* [Objective]
Take the data below and repeat it exactly.

* [Excerpted records]
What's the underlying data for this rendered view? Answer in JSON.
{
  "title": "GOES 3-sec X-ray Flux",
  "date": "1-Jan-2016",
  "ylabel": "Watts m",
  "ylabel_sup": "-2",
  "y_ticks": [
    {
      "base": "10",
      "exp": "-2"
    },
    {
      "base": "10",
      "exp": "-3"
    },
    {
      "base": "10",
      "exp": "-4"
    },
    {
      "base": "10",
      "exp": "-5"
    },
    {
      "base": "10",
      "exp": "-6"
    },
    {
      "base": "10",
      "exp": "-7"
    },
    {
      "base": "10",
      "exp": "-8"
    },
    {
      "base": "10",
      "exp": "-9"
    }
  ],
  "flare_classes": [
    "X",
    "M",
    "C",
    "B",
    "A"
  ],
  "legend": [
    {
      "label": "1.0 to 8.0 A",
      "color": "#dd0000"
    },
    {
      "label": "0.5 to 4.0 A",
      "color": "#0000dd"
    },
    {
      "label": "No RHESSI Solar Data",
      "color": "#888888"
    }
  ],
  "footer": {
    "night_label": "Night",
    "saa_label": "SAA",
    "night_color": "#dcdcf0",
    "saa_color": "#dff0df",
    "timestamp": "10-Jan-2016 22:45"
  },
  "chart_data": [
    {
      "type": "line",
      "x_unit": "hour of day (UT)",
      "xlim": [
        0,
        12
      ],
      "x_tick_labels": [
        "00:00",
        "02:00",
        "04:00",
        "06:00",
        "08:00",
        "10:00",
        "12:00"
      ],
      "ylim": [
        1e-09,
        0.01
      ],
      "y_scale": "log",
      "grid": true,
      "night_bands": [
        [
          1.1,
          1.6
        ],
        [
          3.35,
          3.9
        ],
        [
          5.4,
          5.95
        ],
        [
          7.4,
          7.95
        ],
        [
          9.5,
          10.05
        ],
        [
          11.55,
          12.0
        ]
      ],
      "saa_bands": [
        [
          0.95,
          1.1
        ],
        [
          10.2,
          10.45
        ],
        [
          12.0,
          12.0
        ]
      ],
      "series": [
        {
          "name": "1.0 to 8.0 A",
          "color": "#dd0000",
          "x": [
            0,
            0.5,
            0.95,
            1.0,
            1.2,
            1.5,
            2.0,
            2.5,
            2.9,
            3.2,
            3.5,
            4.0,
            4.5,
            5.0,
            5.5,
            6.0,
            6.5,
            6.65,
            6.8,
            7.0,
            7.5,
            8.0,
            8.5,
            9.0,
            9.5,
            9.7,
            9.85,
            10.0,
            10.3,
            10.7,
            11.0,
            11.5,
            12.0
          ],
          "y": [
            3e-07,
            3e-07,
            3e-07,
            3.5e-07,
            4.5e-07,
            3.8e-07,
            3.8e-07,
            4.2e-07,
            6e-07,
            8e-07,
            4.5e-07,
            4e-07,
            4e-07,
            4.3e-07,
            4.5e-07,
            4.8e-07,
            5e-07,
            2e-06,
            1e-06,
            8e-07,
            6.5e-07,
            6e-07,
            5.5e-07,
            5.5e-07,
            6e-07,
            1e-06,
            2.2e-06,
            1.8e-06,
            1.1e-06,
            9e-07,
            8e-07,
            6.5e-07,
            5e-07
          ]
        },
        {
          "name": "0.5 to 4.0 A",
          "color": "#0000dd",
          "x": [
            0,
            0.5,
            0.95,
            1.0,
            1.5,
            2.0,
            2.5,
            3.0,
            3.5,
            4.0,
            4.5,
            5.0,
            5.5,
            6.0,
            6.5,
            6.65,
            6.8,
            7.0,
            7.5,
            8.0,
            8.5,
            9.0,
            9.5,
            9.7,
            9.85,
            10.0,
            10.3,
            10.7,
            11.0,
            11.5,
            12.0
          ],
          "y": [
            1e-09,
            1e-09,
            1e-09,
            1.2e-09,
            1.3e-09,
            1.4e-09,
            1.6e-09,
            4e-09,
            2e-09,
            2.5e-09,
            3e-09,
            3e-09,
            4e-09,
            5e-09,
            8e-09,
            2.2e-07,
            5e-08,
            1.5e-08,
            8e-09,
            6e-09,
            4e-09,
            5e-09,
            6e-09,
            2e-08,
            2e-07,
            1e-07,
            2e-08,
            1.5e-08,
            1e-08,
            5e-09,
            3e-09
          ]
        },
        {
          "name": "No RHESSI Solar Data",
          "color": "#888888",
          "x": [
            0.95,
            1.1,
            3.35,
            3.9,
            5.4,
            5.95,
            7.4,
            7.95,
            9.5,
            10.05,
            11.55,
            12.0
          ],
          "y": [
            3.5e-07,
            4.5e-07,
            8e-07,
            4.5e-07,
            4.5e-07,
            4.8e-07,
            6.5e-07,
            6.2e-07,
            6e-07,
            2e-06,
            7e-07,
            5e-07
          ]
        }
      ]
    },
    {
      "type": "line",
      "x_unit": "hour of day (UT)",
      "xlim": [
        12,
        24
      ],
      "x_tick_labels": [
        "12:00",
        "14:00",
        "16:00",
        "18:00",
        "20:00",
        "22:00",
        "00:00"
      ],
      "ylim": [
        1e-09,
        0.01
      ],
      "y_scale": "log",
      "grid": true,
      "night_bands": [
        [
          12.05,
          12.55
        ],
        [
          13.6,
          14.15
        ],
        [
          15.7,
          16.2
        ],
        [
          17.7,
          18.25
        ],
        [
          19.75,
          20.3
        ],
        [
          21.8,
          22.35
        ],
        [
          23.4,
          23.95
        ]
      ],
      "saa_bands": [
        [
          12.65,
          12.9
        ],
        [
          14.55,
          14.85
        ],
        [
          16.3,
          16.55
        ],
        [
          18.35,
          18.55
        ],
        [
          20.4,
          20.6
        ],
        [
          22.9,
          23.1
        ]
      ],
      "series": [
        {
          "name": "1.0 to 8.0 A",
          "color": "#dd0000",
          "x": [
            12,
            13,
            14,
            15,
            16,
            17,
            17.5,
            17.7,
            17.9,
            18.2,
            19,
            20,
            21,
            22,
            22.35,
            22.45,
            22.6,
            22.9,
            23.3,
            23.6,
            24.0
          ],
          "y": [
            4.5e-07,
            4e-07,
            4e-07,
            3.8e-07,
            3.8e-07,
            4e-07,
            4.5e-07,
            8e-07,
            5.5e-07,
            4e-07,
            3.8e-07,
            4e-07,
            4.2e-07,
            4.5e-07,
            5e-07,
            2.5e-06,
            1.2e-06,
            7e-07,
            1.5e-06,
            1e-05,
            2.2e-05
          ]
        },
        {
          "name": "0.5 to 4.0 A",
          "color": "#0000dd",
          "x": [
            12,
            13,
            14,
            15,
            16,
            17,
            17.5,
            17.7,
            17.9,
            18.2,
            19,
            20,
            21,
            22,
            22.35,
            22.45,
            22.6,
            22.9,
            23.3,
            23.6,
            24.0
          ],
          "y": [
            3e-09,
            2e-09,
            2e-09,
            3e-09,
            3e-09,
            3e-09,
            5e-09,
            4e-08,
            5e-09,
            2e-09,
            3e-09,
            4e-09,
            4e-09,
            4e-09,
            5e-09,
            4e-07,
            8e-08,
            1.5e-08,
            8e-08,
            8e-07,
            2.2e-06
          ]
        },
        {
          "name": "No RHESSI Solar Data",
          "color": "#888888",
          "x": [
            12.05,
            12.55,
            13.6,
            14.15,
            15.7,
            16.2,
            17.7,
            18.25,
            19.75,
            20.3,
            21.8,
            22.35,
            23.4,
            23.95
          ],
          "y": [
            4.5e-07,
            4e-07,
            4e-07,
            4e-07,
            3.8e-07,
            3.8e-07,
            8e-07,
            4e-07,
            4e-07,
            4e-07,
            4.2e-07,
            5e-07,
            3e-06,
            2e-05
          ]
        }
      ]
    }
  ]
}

* [Result for this task]
What's the underlying data for this rendered view? Answer in JSON.
{
  "title": "GOES 3-sec X-ray Flux",
  "date": "1-Jan-2016",
  "ylabel": "Watts m",
  "ylabel_sup": "-2",
  "y_ticks": [
    {
      "base": "10",
      "exp": "-2"
    },
    {
      "base": "10",
      "exp": "-3"
    },
    {
      "base": "10",
      "exp": "-4"
    },
    {
      "base": "10",
      "exp": "-5"
    },
    {
      "base": "10",
      "exp": "-6"
    },
    {
      "base": "10",
      "exp": "-7"
    },
    {
      "base": "10",
      "exp": "-8"
    },
    {
      "base": "10",
      "exp": "-9"
    }
  ],
  "flare_classes": [
    "X",
    "M",
    "C",
    "B",
    "A"
  ],
  "legend": [
    {
      "label": "1.0 to 8.0 A",
      "color": "#dd0000"
    },
    {
      "label": "0.5 to 4.0 A",
      "color": "#0000dd"
    },
    {
      "label": "No RHESSI Solar Data",
      "color": "#888888"
    }
  ],
  "footer": {
    "night_label": "Night",
    "saa_label": "SAA",
    "night_color": "#dcdcf0",
    "saa_color": "#dff0df",
    "timestamp": "10-Jan-2016 22:45"
  },
  "chart_data": [
    {
      "type": "line",
      "x_unit": "hour of day (UT)",
      "xlim": [
        0,
        12
      ],
      "x_tick_labels": [
        "00:00",
        "02:00",
        "04:00",
        "06:00",
        "08:00",
        "10:00",
        "12:00"
      ],
      "ylim": [
        1e-09,
        0.01
      ],
      "y_scale": "log",
      "grid": true,
      "night_bands": [
        [
          1.1,
          1.6
        ],
        [
          3.35,
          3.9
        ],
        [
          5.4,
          5.95
        ],
        [
          7.4,
          7.95
        ],
        [
          9.5,
          10.05
        ],
        [
          11.55,
          12.0
        ]
      ],
      "saa_bands": [
        [
          0.95,
          1.1
        ],
        [
          10.2,
          10.45
        ],
        [
          12.0,
          12.0
        ]
      ],
      "series": [
        {
          "name": "1.0 to 8.0 A",
          "color": "#dd0000",
          "x": [
            0,
            0.5,
            0.95,
            1.0,
            1.2,
            1.5,
            2.0,
            2.5,
            2.9,
            3.2,
            3.5,
            4.0,
            4.5,
            5.0,
            5.5,
            6.0,
            6.5,
            6.65,
            6.8,
            7.0,
            7.5,
            8.0,
            8.5,
            9.0,
            9.5,
            9.7,
            9.85,
            10.0,
            10.3,
            10.7,
            11.0,
            11.5,
            12.0
          ],
          "y": [
            3e-07,
            3e-07,
            3e-07,
            3.5e-07,
            4.5e-07,
            3.8e-07,
            3.8e-07,
            4.2e-07,
            6e-07,
            8e-07,
            4.5e-07,
            4e-07,
            4e-07,
            4.3e-07,
            4.5e-07,
            4.8e-07,
            5e-07,
            2e-06,
            1e-06,
            8e-07,
            6.5e-07,
            6e-07,
            5.5e-07,
            5.5e-07,
            6e-07,
            1e-06,
            2.2e-06,
            1.8e-06,
            1.1e-06,
            9e-07,
            8e-07,
            6.5e-07,
            5e-07
          ]
        },
        {
          "name": "0.5 to 4.0 A",
          "color": "#0000dd",
          "x": [
            0,
            0.5,
            0.95,
            1.0,
            1.5,
            2.0,
            2.5,
            3.0,
            3.5,
            4.0,
            4.5,
            5.0,
            5.5,
            6.0,
            6.5,
            6.65,
            6.8,
            7.0,
            7.5,
            8.0,
            8.5,
            9.0,
            9.5,
            9.7,
            9.85,
            10.0,
            10.3,
            10.7,
            11.0,
            11.5,
            12.0
          ],
          "y": [
            1e-09,
            1e-09,
            1e-09,
            1.2e-09,
            1.3e-09,
            1.4e-09,
            1.6e-09,
            4e-09,
            2e-09,
            2.5e-09,
            3e-09,
            3e-09,
            4e-09,
            5e-09,
            8e-09,
            2.2e-07,
            5e-08,
            1.5e-08,
            8e-09,
            6e-09,
            4e-09,
            5e-09,
            6e-09,
            2e-08,
            2e-07,
            1e-07,
            2e-08,
            1.5e-08,
            1e-08,
            5e-09,
            3e-09
          ]
        },
        {
          "name": "No RHESSI Solar Data",
          "color": "#888888",
          "x": [
            0.95,
            1.1,
            3.35,
            3.9,
            5.4,
            5.95,
            7.4,
            7.95,
            9.5,
            10.05,
            11.55,
            12.0
          ],
          "y": [
            3.5e-07,
            4.5e-07,
            8e-07,
            4.5e-07,
            4.5e-07,
            4.8e-07,
            6.5e-07,
            6.2e-07,
            6e-07,
            2e-06,
            7e-07,
            5e-07
          ]
        }
      ]
    },
    {
      "type": "line",
      "x_unit": "hour of day (UT)",
      "xlim": [
        12,
        24
      ],
      "x_tick_labels": [
        "12:00",
        "14:00",
        "16:00",
        "18:00",
        "20:00",
        "22:00",
        "00:00"
      ],
      "ylim": [
        1e-09,
        0.01
      ],
      "y_scale": "log",
      "grid": true,
      "night_bands": [
        [
          12.05,
          12.55
        ],
        [
          13.6,
          14.15
        ],
        [
          15.7,
          16.2
        ],
        [
          17.7,
          18.25
        ],
        [
          19.75,
          20.3
        ],
        [
          21.8,
          22.35
        ],
        [
          23.4,
          23.95
        ]
      ],
      "saa_bands": [
        [
          12.65,
          12.9
        ],
        [
          14.55,
          14.85
        ],
        [
          16.3,
          16.55
        ],
        [
          18.35,
          18.55
        ],
        [
          20.4,
          20.6
        ],
        [
          22.9,
          23.1
        ]
      ],
      "series": [
        {
          "name": "1.0 to 8.0 A",
          "color": "#dd0000",
          "x": [
            12,
            13,
            14,
            15,
            16,
            17,
            17.5,
            17.7,
            17.9,
            18.2,
            19,
            20,
            21,
            22,
            22.35,
            22.45,
            22.6,
            22.9,
            23.3,
            23.6,
            24.0
          ],
          "y": [
            4.5e-07,
            4e-07,
            4e-07,
            3.8e-07,
            3.8e-07,
            4e-07,
            4.5e-07,
            8e-07,
            5.5e-07,
            4e-07,
            3.8e-07,
            4e-07,
            4.2e-07,
            4.5e-07,
            5e-07,
            2.5e-06,
            1.2e-06,
            7e-07,
            1.5e-06,
            1e-05,
            2.2e-05
          ]
        },
        {
          "name": "0.5 to 4.0 A",
          "color": "#0000dd",
          "x": [
            12,
            13,
            14,
            15,
            16,
            17,
            17.5,
            17.7,
            17.9,
            18.2,
            19,
            20,
            21,
            22,
            22.35,
            22.45,
            22.6,
            22.9,
            23.3,
            23.6,
            24.0
          ],
          "y": [
            3e-09,
            2e-09,
            2e-09,
            3e-09,
            3e-09,
            3e-09,
            5e-09,
            4e-08,
            5e-09,
            2e-09,
            3e-09,
            4e-09,
            4e-09,
            4e-09,
            5e-09,
            4e-07,
            8e-08,
            1.5e-08,
            8e-08,
            8e-07,
            2.2e-06
          ]
        },
        {
          "name": "No RHESSI Solar Data",
          "color": "#888888",
          "x": [
            12.05,
            12.55,
            13.6,
            14.15,
            15.7,
            16.2,
            17.7,
            18.25,
            19.75,
            20.3,
            21.8,
            22.35,
            23.4,
            23.95
          ],
          "y": [
            4.5e-07,
            4e-07,
            4e-07,
            4e-07,
            3.8e-07,
            3.8e-07,
            8e-07,
            4e-07,
            4e-07,
            4e-07,
            4.2e-07,
            5e-07,
            3e-06,
            2e-05
          ]
        }
      ]
    }
  ]
}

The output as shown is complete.